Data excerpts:
** start **

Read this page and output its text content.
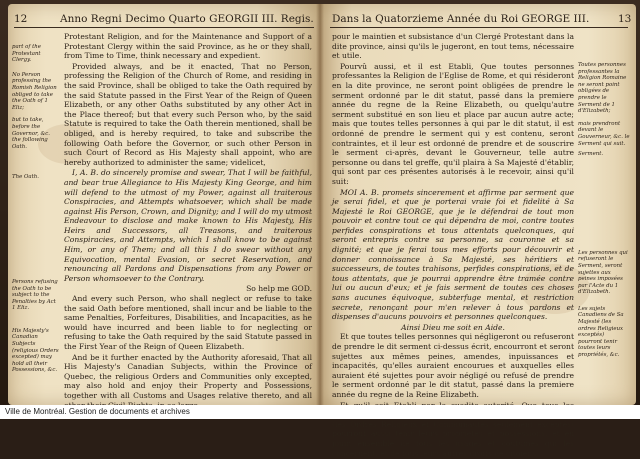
12	Anno Regni Decimo Quarto GEORGII III. Regis.
part of the Protestant Clergy.
No Person professing the Romish Religion obliged to take the Oath of 1 Eliz;
but to take, before the Governor, &c. the following Oath.
The Oath.
Persons refusing the Oath to be subject to the Penalties by Act 1 Eliz.
His Majesty's Canadian Subjects (religious Orders excepted) may hold all their Possessions, &c.

Protestant Religion, and for the Maintenance and Support of a Protestant Clergy within the said Province, as he or they shall, from Time to Time, think necessary and expedient.

Provided always, and be it enacted, That no Person, professing the Religion of the Church of Rome, and residing in the said Province, shall be obliged to take the Oath required by the said Statute passed in the First Year of the Reign of Queen Elizabeth, or any other Oaths substituted by any other Act in the Place thereof; but that every such Person who, by the said Statute is required to take the Oath therein mentioned, shall be obliged, and is hereby required, to take and subscribe the following Oath before the Governor, or such other Person in such Court of Record as His Majesty shall appoint, who are hereby authorized to administer the same; videlicet,

I, A. B. do sincerely promise and swear, That I will be faithful, and bear true Allegiance to His Majesty King George, and him will defend to the utmost of my Power, against all traiterous Conspiracies, and Attempts whatsoever, which shall be made against His Person, Crown, and Dignity; and I will do my utmost Endeavour to disclose and make known to His Majesty, His Heirs and Successors, all Treasons, and traiterous Conspiracies, and Attempts, which I shall know to be against Him, or any of Them; and all this I do swear without any Equivocation, mental Evasion, or secret Reservation, and renouncing all Pardons and Dispensations from any Power or Person whomsoever to the Contrary.

So help me GOD.

And every such Person, who shall neglect or refuse to take the said Oath before mentioned, shall incur and be liable to the same Penalties, Forfeitures, Disabilities, and Incapacities, as he would have incurred and been liable to for neglecting or refusing to take the Oath required by the said Statute passed in the First Year of the Reign of Queen Elizabeth.

And be it further enacted by the Authority aforesaid, That all His Majesty's Canadian Subjects, within the Province of Quebec, the religious Orders and Communities only excepted, may also hold and enjoy their Property and Possessions, together with all Customs and Usages relative thereto, and all

Dans la Quatorzieme Année du Roi GEORGE III.	13

pour le maintien et subsistance d'un Clergé Protestant dans la dite province, ainsi qu'ils le jugeront, en tout tems, nécessaire et utile.

Pourvû aussi, et il est Etabli, Que toutes personnes professantes la Religion de l'Eglise de Rome, et qui résideront en la dite province, ne seront point obligées de prendre le serment ordonné par le dit statut, passé dans la premiere année du regne de la Reine Elizabeth, ou quelqu'autre serment substitué en son lieu et place par aucun autre acte; mais que toutes telles personnes à qui par le dit statut, il est ordonné de prendre le serment qui y est contenu, seront contraintes, et il leur est ordonné de prendre et de souscrire le serment ci-après, devant le Gouverneur, telle autre personne ou dans tel greffe, qu'il plaira à Sa Majesté d'établir, qui sont par ces présentes autorisés à le recevoir, ainsi qu'il suit:

MOI A. B. promets sincerement et affirme par serment que je serai fidel, et que je porterai vraie foi et fidelité à Sa Majesté le Roi GEORGE, que je le défendrai de tout mon pouvoir et contre tout ce qui dépendra de moi, contre toutes perfides conspirations et tous attentats quelconques, qui seront entrepris contre sa personne, sa couronne et sa dignité; et que je ferai tous mes efforts pour découvrir et donner connoissance à Sa Majesté, ses héritiers et successeurs, de toutes trahisons, perfides conspirations, et de tous attentats, que je pourrai apprendre être tramée contre lui ou aucun d'eux; et je fais serment de toutes ces choses sans aucunes équivoque, subterfuge mental, et restriction secrete, renonçant pour m'en relever à tous pardons et dispenses d'aucuns pouvoirs et personnes quelconques.

Ainsi Dieu me soit en Aide.

Et que toutes telles personnes qui négligeront ou refuseront de prendre le dit serment ci-dessus écrit, encourront et seront sujettes aux mêmes peines, amendes, inpuissances et incapacités, qu'elles auraient encourues et auxquelles elles auraient été sujettes pour avoir négligé ou refusé de prendre le serment ordonné par le dit statut, passé dans la premiere année du regne de la Reine Elizabeth.

(les Ordres Religieux et Communautés seulement exceptés) pourront aussi tenir leurs propriétés et possessions, et en jouir, ensemble de tous les usages et coutumes qui les concernent, et de tous leurs autres droits de citoiens,

Toutes personnes professantes la Religion Romaine ne seront point obligées de prendre le Serment de 1 d'Elizabeth;
mais prendront devant le Gouverneur, &c. le Serment qui suit.
Serment.
Les personnes qui refuseront le Serment, seront sujettes aux peines imposées par l'Acte du 1 d'Elizabeth.
Les sujets Canadiens de Sa Majesté (les ordres Religieux exceptés) pourront tenir toutes leurs propriétés, &c.
Ville de Montréal. Gestion de documents et archives
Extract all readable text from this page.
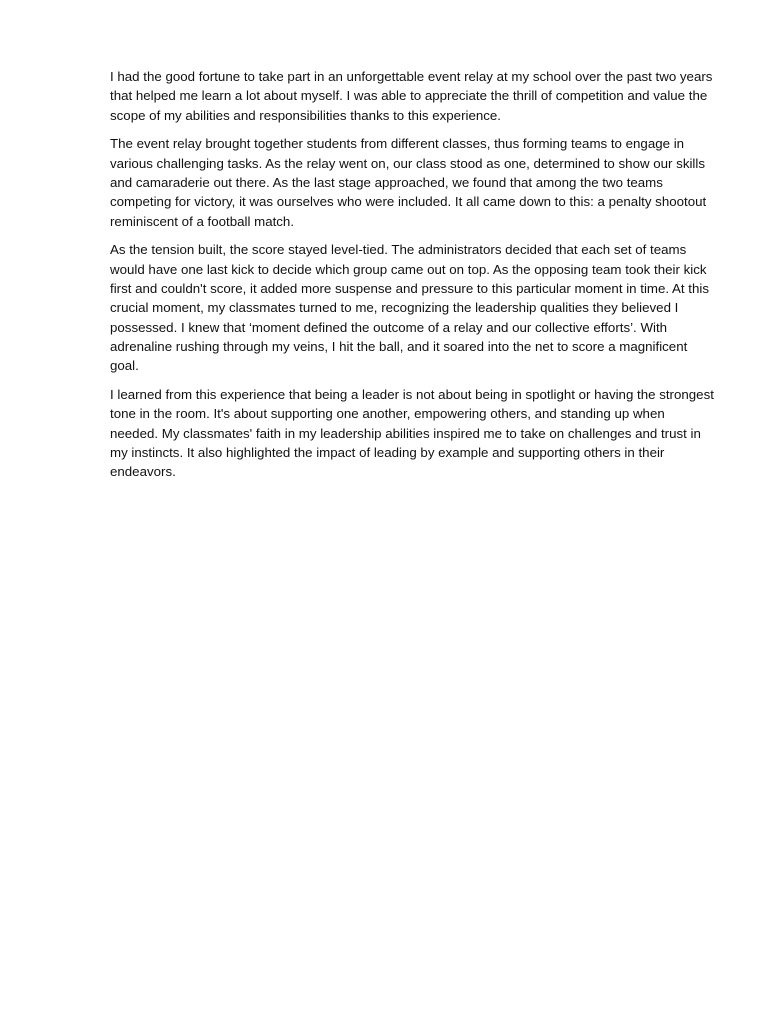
I had the good fortune to take part in an unforgettable event relay at my school over the past two years that helped me learn a lot about myself. I was able to appreciate the thrill of competition and value the scope of my abilities and responsibilities thanks to this experience.

The event relay brought together students from different classes, thus forming teams to engage in various challenging tasks. As the relay went on, our class stood as one, determined to show our skills and camaraderie out there. As the last stage approached, we found that among the two teams competing for victory, it was ourselves who were included. It all came down to this: a penalty shootout reminiscent of a football match.

As the tension built, the score stayed level-tied. The administrators decided that each set of teams would have one last kick to decide which group came out on top. As the opposing team took their kick first and couldn't score, it added more suspense and pressure to this particular moment in time. At this crucial moment, my classmates turned to me, recognizing the leadership qualities they believed I possessed. I knew that ‘moment defined the outcome of a relay and our collective efforts’. With adrenaline rushing through my veins, I hit the ball, and it soared into the net to score a magnificent goal.

I learned from this experience that being a leader is not about being in spotlight or having the strongest tone in the room. It's about supporting one another, empowering others, and standing up when needed. My classmates' faith in my leadership abilities inspired me to take on challenges and trust in my instincts. It also highlighted the impact of leading by example and supporting others in their endeavors.
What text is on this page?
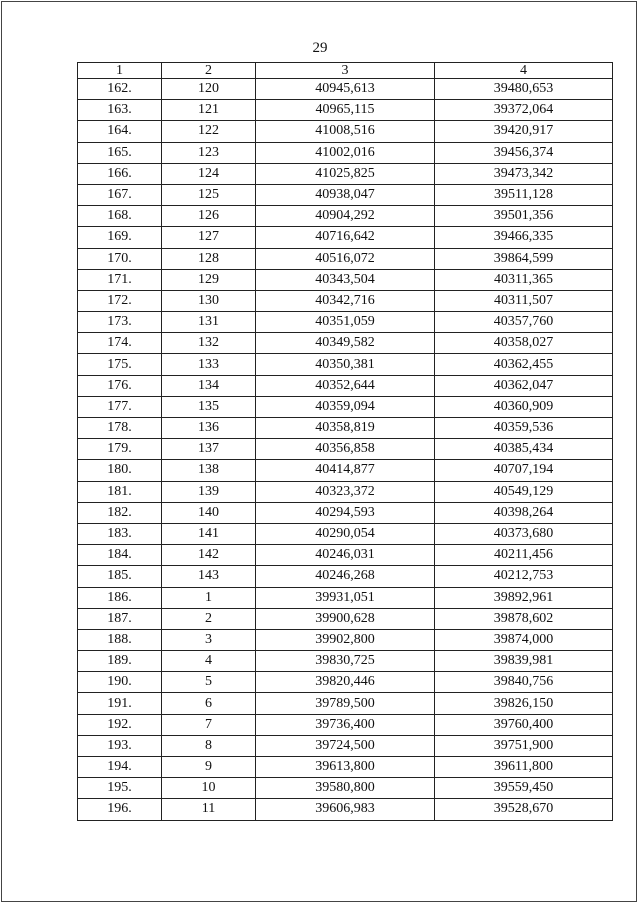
29
1	2	3	4
162.	120	40945,613	39480,653
163.	121	40965,115	39372,064
164.	122	41008,516	39420,917
165.	123	41002,016	39456,374
166.	124	41025,825	39473,342
167.	125	40938,047	39511,128
168.	126	40904,292	39501,356
169.	127	40716,642	39466,335
170.	128	40516,072	39864,599
171.	129	40343,504	40311,365
172.	130	40342,716	40311,507
173.	131	40351,059	40357,760
174.	132	40349,582	40358,027
175.	133	40350,381	40362,455
176.	134	40352,644	40362,047
177.	135	40359,094	40360,909
178.	136	40358,819	40359,536
179.	137	40356,858	40385,434
180.	138	40414,877	40707,194
181.	139	40323,372	40549,129
182.	140	40294,593	40398,264
183.	141	40290,054	40373,680
184.	142	40246,031	40211,456
185.	143	40246,268	40212,753
186.	1	39931,051	39892,961
187.	2	39900,628	39878,602
188.	3	39902,800	39874,000
189.	4	39830,725	39839,981
190.	5	39820,446	39840,756
191.	6	39789,500	39826,150
192.	7	39736,400	39760,400
193.	8	39724,500	39751,900
194.	9	39613,800	39611,800
195.	10	39580,800	39559,450
196.	11	39606,983	39528,670
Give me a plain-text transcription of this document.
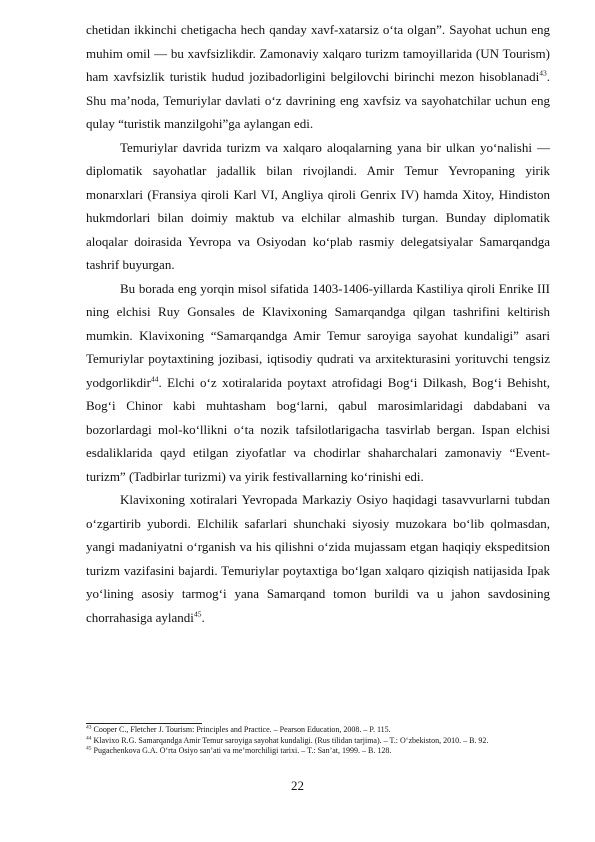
chetidan ikkinchi chetigacha hech qanday xavf-xatarsiz o‘ta olgan”. Sayohat uchun eng muhim omil — bu xavfsizlikdir. Zamonaviy xalqaro turizm tamoyillarida (UN Tourism) ham xavfsizlik turistik hudud jozibadorligini belgilovchi birinchi mezon hisoblanadi$^{43}$. Shu ma’noda, Temuriylar davlati o‘z davrining eng xavfsiz va sayohatchilar uchun eng qulay “turistik manzilgohi”ga aylangan edi.

Temuriylar davrida turizm va xalqaro aloqalarning yana bir ulkan yo‘nalishi — diplomatik sayohatlar jadallik bilan rivojlandi. Amir Temur Yevropaning yirik monarxlari (Fransiya qiroli Karl VI, Angliya qiroli Genrix IV) hamda Xitoy, Hindiston hukmdorlari bilan doimiy maktub va elchilar almashib turgan. Bunday diplomatik aloqalar doirasida Yevropa va Osiyodan ko‘plab rasmiy delegatsiyalar Samarqandga tashrif buyurgan.

Bu borada eng yorqin misol sifatida 1403-1406-yillarda Kastiliya qiroli Enrike III ning elchisi Ruy Gonsales de Klavixoning Samarqandga qilgan tashrifini keltirish mumkin. Klavixoning “Samarqandga Amir Temur saroyiga sayohat kundaligi” asari Temuriylar poytaxtining jozibasi, iqtisodiy qudrati va arxitekturasini yorituvchi tengsiz yodgorlikdir$^{44}$. Elchi o‘z xotiralarida poytaxt atrofidagi Bog‘i Dilkash, Bog‘i Behisht, Bog‘i Chinor kabi muhtasham bog‘larni, qabul marosimlaridagi dabdabani va bozorlardagi mol-ko‘llikni o‘ta nozik tafsilotlarigacha tasvirlab bergan. Ispan elchisi esdaliklarida qayd etilgan ziyofatlar va chodirlar shaharchalari zamonaviy “Event-turizm” (Tadbirlar turizmi) va yirik festivallarning ko‘rinishi edi.

Klavixoning xotiralari Yevropada Markaziy Osiyo haqidagi tasavvurlarni tubdan o‘zgartirib yubordi. Elchilik safarlari shunchaki siyosiy muzokara bo‘lib qolmasdan, yangi madaniyatni o‘rganish va his qilishni o‘zida mujassam etgan haqiqiy ekspeditsion turizm vazifasini bajardi. Temuriylar poytaxtiga bo‘lgan xalqaro qiziqish natijasida Ipak yo‘lining asosiy tarmog‘i yana Samarqand tomon burildi va u jahon savdosining chorrahasiga aylandi$^{45}$.

$^{43}$ Cooper C., Fletcher J. Tourism: Principles and Practice. – Pearson Education, 2008. – P. 115.

$^{44}$ Klavixo R.G. Samarqandga Amir Temur saroyiga sayohat kundaligi. (Rus tilidan tarjima). – T.: O‘zbekiston, 2010. – B. 92.

$^{45}$ Pugachenkova G.A. O‘rta Osiyo san’ati va me’morchiligi tarixi. – T.: San’at, 1999. – B. 128.

22
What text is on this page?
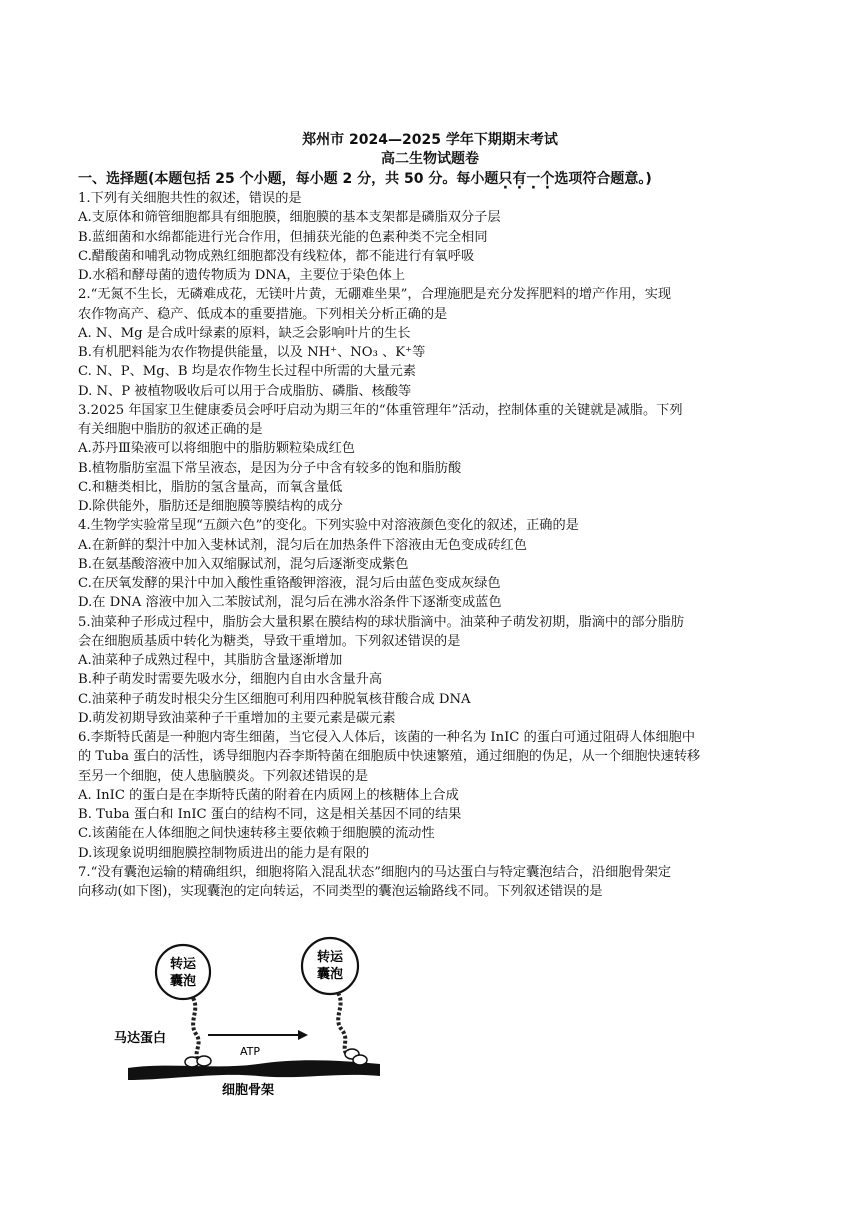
郑州市 2024—2025 学年下期期末考试
高二生物试题卷
一、选择题(本题包括 25 个小题，每小题 2 分，共 50 分。每小题只有一个选项符合题意。)
1.下列有关细胞共性的叙述，错误的是
A.支原体和筛管细胞都具有细胞膜，细胞膜的基本支架都是磷脂双分子层
B.蓝细菌和水绵都能进行光合作用，但捕获光能的色素种类不完全相同
C.醋酸菌和哺乳动物成熟红细胞都没有线粒体，都不能进行有氧呼吸
D.水稻和酵母菌的遗传物质为 DNA，主要位于染色体上
2.“无氮不生长，无磷难成花，无镁叶片黄，无硼难坐果”，合理施肥是充分发挥肥料的增产作用，实现
农作物高产、稳产、低成本的重要措施。下列相关分析正确的是
A. N、Mg 是合成叶绿素的原料，缺乏会影响叶片的生长
B.有机肥料能为农作物提供能量，以及 NH⁺、NO₃ 、K⁺等
C. N、P、Mg、B 均是农作物生长过程中所需的大量元素
D. N、P 被植物吸收后可以用于合成脂肪、磷脂、核酸等
3.2025 年国家卫生健康委员会呼吁启动为期三年的“体重管理年”活动，控制体重的关键就是减脂。下列
有关细胞中脂肪的叙述正确的是
A.苏丹Ⅲ染液可以将细胞中的脂肪颗粒染成红色
B.植物脂肪室温下常呈液态，是因为分子中含有较多的饱和脂肪酸
C.和糖类相比，脂肪的氢含量高，而氧含量低
D.除供能外，脂肪还是细胞膜等膜结构的成分
4.生物学实验常呈现“五颜六色”的变化。下列实验中对溶液颜色变化的叙述，正确的是
A.在新鲜的梨汁中加入斐林试剂，混匀后在加热条件下溶液由无色变成砖红色
B.在氨基酸溶液中加入双缩脲试剂，混匀后逐渐变成紫色
C.在厌氧发酵的果汁中加入酸性重铬酸钾溶液，混匀后由蓝色变成灰绿色
D.在 DNA 溶液中加入二苯胺试剂，混匀后在沸水浴条件下逐渐变成蓝色
5.油菜种子形成过程中，脂肪会大量积累在膜结构的球状脂滴中。油菜种子萌发初期，脂滴中的部分脂肪
会在细胞质基质中转化为糖类，导致干重增加。下列叙述错误的是
A.油菜种子成熟过程中，其脂肪含量逐渐增加
B.种子萌发时需要先吸水分，细胞内自由水含量升高
C.油菜种子萌发时根尖分生区细胞可利用四种脱氧核苷酸合成 DNA
D.萌发初期导致油菜种子干重增加的主要元素是碳元素
6.李斯特氏菌是一种胞内寄生细菌，当它侵入人体后，该菌的一种名为 InIC 的蛋白可通过阻碍人体细胞中
的 Tuba 蛋白的活性，诱导细胞内吞李斯特菌在细胞质中快速繁殖，通过细胞的伪足，从一个细胞快速转移
至另一个细胞，使人患脑膜炎。下列叙述错误的是
A. InIC 的蛋白是在李斯特氏菌的附着在内质网上的核糖体上合成
B. Tuba 蛋白和 InIC 蛋白的结构不同，这是相关基因不同的结果
C.该菌能在人体细胞之间快速转移主要依赖于细胞膜的流动性
D.该现象说明细胞膜控制物质进出的能力是有限的
7.“没有囊泡运输的精确组织，细胞将陷入混乱状态”细胞内的马达蛋白与特定囊泡结合，沿细胞骨架定
向移动(如下图)，实现囊泡的定向转运，不同类型的囊泡运输路线不同。下列叙述错误的是
转运
囊泡
转运
囊泡
ATP
马达蛋白
细胞骨架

** end **

What the exercise asks:
Go through the records and gather the lines that hold "text".

Task response:
Read this page and output its text content.
Extract all readable text from this page.
What text is on this page?
Give me a plain-text transcription of this document.
What text is on this page?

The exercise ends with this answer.